DATA EXCERPTS —

....

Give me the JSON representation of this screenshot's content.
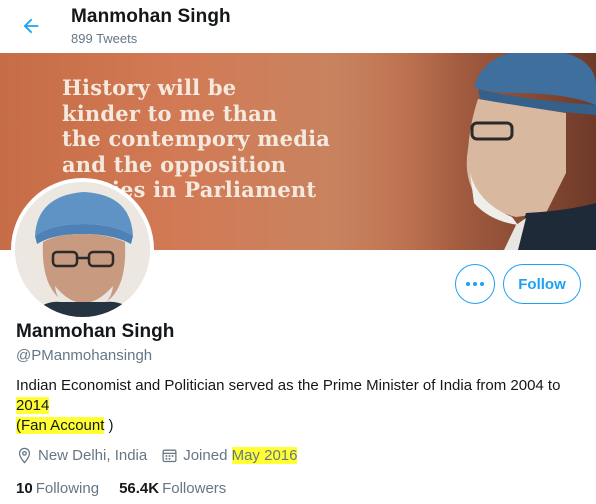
{
  "header": {
    "title": "Manmohan Singh",
    "tweet_count": "899 Tweets"
  },
  "banner": {
    "quote": "History will be\nkinder to me than\nthe contempory media\nand the opposition\nparties in Parliament"
  },
  "actions": {
    "follow_label": "Follow"
  },
  "profile": {
    "name": "Manmohan Singh",
    "handle": "@PManmohansingh",
    "bio_line1": "Indian Economist and Politician served as the Prime Minister of India from 2004 to",
    "bio_year": "2014",
    "bio_paren_open": "(",
    "bio_fan": "Fan Account",
    "bio_paren_close": " )",
    "location": "New Delhi, India",
    "joined_prefix": "Joined ",
    "joined_date": "May 2016"
  },
  "stats": {
    "following_count": "10",
    "following_label": "Following",
    "followers_count": "56.4K",
    "followers_label": "Followers"
  },
  "colors": {
    "accent": "#1da1f2",
    "highlight": "#ffff33",
    "muted": "#657786"
  }
}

....

GIVEN EXERCISE — Copy out all of the data word for word. Do not carry over any picture.

OUTPUT BELOW —
Give me the JSON representation of this screenshot's content.
{
  "header": {
    "title": "Manmohan Singh",
    "tweet_count": "899 Tweets"
  },
  "banner": {
    "quote": "History will be\nkinder to me than\nthe contempory media\nand the opposition\nparties in Parliament"
  },
  "actions": {
    "follow_label": "Follow"
  },
  "profile": {
    "name": "Manmohan Singh",
    "handle": "@PManmohansingh",
    "bio_line1": "Indian Economist and Politician served as the Prime Minister of India from 2004 to",
    "bio_year": "2014",
    "bio_paren_open": "(",
    "bio_fan": "Fan Account",
    "bio_paren_close": " )",
    "location": "New Delhi, India",
    "joined_prefix": "Joined ",
    "joined_date": "May 2016"
  },
  "stats": {
    "following_count": "10",
    "following_label": "Following",
    "followers_count": "56.4K",
    "followers_label": "Followers"
  },
  "colors": {
    "accent": "#1da1f2",
    "highlight": "#ffff33",
    "muted": "#657786"
  }
}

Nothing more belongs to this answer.